-- BEGIN Entries shown --

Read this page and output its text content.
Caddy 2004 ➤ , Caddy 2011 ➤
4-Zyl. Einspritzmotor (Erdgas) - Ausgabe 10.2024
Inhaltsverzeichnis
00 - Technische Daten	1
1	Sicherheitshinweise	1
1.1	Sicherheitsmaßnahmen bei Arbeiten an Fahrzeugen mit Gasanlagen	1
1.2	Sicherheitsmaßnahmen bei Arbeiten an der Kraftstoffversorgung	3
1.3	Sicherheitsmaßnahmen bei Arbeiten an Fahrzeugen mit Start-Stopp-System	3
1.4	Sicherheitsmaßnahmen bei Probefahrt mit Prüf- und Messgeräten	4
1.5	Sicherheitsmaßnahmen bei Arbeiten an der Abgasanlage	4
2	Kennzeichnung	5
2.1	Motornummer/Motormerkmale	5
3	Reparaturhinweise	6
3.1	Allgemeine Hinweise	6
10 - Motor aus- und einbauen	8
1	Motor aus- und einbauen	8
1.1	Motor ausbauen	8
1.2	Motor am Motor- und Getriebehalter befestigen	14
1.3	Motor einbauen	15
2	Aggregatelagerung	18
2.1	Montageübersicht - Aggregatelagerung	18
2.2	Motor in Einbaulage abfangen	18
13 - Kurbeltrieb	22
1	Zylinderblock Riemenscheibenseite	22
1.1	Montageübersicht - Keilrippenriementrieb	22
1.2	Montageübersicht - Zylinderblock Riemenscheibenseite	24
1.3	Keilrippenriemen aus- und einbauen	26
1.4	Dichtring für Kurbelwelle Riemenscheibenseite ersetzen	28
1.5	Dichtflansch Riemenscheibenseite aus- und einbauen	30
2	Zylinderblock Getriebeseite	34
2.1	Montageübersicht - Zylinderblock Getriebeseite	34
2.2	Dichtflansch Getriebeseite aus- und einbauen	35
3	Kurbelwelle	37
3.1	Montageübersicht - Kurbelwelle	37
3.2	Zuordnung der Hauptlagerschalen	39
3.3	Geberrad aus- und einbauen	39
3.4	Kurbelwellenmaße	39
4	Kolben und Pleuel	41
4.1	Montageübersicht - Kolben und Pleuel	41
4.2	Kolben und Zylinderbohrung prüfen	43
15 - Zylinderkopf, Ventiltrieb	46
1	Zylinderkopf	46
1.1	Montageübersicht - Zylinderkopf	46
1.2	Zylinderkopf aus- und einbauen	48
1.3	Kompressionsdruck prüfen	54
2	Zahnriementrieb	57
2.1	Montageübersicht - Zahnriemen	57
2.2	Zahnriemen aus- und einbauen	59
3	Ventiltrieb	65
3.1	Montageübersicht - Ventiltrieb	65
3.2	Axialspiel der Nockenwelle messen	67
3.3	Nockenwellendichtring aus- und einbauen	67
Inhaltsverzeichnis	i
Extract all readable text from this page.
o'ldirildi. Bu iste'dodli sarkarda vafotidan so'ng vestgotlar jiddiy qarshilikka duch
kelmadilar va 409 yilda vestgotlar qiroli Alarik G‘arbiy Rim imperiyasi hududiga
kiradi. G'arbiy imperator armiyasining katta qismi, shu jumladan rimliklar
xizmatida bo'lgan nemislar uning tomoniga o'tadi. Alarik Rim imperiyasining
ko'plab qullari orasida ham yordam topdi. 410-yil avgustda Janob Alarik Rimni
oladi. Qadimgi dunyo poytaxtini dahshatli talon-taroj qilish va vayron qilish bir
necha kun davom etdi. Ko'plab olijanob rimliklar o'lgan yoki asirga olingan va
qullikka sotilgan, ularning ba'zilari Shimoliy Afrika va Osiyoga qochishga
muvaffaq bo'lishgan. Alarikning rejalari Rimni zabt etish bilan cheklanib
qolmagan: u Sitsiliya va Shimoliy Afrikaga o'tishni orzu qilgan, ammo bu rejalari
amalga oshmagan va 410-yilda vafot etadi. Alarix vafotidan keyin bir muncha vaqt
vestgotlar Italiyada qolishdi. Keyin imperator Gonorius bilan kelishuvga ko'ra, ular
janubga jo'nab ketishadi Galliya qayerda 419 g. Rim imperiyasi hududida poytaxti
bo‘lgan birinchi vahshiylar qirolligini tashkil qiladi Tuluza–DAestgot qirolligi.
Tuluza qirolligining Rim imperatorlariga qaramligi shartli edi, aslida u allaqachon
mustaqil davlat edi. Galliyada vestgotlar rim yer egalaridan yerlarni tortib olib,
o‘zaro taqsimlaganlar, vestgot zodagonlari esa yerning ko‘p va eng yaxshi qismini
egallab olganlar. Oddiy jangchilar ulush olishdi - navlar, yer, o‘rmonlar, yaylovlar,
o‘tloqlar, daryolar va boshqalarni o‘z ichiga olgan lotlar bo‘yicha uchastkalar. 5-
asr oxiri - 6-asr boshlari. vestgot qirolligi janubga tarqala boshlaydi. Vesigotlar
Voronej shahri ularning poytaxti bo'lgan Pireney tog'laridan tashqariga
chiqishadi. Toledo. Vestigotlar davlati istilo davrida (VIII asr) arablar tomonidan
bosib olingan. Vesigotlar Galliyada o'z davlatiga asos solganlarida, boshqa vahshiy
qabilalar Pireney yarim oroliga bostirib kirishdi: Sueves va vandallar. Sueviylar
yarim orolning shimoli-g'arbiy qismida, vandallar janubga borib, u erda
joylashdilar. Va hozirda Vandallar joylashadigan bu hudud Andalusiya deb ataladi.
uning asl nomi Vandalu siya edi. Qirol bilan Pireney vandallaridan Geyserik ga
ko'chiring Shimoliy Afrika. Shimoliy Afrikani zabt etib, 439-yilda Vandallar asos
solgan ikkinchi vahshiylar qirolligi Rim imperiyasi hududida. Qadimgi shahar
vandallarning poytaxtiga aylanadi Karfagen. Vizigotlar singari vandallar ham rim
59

-- END Entries shown --

The request: Which lines hold the string "olingan"? List them all.

Exercise output:
necha kun davom etdi. Ko'plab olijanob rimliklar o'lgan yoki asirga olingan va
bosib olingan. Vesigotlar Galliyada o'z davlatiga asos solganlarida, boshqa vahshiy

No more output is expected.